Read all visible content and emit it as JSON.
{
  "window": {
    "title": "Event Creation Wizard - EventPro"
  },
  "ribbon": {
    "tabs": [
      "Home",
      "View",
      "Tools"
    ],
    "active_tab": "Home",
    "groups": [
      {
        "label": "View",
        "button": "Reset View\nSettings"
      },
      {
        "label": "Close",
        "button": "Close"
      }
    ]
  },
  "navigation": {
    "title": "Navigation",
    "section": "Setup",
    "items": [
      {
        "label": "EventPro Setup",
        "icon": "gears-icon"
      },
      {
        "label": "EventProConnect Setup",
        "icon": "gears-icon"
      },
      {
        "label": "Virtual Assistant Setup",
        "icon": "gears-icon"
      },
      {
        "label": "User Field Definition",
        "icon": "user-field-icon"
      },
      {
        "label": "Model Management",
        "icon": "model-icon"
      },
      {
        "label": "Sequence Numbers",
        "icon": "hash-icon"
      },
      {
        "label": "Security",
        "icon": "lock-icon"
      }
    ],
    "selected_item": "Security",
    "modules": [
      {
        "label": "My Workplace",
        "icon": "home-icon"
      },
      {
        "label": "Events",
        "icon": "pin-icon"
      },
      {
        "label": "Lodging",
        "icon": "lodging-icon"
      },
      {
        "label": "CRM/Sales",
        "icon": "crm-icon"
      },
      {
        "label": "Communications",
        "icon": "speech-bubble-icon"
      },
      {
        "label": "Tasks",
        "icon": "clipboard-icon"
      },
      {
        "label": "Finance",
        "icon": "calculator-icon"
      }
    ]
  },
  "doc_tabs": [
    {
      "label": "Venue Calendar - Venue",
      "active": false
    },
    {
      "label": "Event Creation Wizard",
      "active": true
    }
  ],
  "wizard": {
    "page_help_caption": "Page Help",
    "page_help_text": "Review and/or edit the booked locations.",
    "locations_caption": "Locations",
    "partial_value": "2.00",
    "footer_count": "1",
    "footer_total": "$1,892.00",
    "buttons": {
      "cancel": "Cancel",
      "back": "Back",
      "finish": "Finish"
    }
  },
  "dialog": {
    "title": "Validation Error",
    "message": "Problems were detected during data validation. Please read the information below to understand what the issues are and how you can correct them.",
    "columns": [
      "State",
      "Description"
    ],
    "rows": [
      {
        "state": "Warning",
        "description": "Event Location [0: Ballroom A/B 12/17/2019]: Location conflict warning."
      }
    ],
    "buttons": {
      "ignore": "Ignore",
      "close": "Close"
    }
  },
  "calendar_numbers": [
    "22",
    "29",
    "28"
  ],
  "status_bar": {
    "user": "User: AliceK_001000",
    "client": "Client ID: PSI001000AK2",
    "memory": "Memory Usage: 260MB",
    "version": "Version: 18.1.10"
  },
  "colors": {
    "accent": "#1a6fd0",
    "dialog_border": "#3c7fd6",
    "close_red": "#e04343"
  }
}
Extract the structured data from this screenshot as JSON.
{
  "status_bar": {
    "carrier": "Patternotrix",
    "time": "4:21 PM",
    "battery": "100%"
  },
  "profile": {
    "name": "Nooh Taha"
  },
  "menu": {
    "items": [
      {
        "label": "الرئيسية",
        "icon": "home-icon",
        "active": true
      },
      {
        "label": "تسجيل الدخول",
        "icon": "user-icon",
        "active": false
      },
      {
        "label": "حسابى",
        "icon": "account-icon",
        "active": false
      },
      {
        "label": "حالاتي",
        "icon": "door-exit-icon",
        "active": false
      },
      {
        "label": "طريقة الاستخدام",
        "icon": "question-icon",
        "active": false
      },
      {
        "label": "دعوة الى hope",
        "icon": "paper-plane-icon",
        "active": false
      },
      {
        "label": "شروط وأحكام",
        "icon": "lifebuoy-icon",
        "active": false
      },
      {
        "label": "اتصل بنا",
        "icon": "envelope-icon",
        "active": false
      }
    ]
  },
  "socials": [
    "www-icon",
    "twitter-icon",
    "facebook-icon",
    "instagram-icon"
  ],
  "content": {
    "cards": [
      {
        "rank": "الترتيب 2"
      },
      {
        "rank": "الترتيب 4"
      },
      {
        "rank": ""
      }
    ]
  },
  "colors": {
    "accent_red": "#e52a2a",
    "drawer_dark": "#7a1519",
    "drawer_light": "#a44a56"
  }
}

○ ○ ○

### WORK REQUIRED
Extract every line containing the string "Setup" from the data above.

### THE RESULT
    "section": "Setup",
        "label": "EventPro Setup",
        "label": "EventProConnect Setup",
        "label": "Virtual Assistant Setup",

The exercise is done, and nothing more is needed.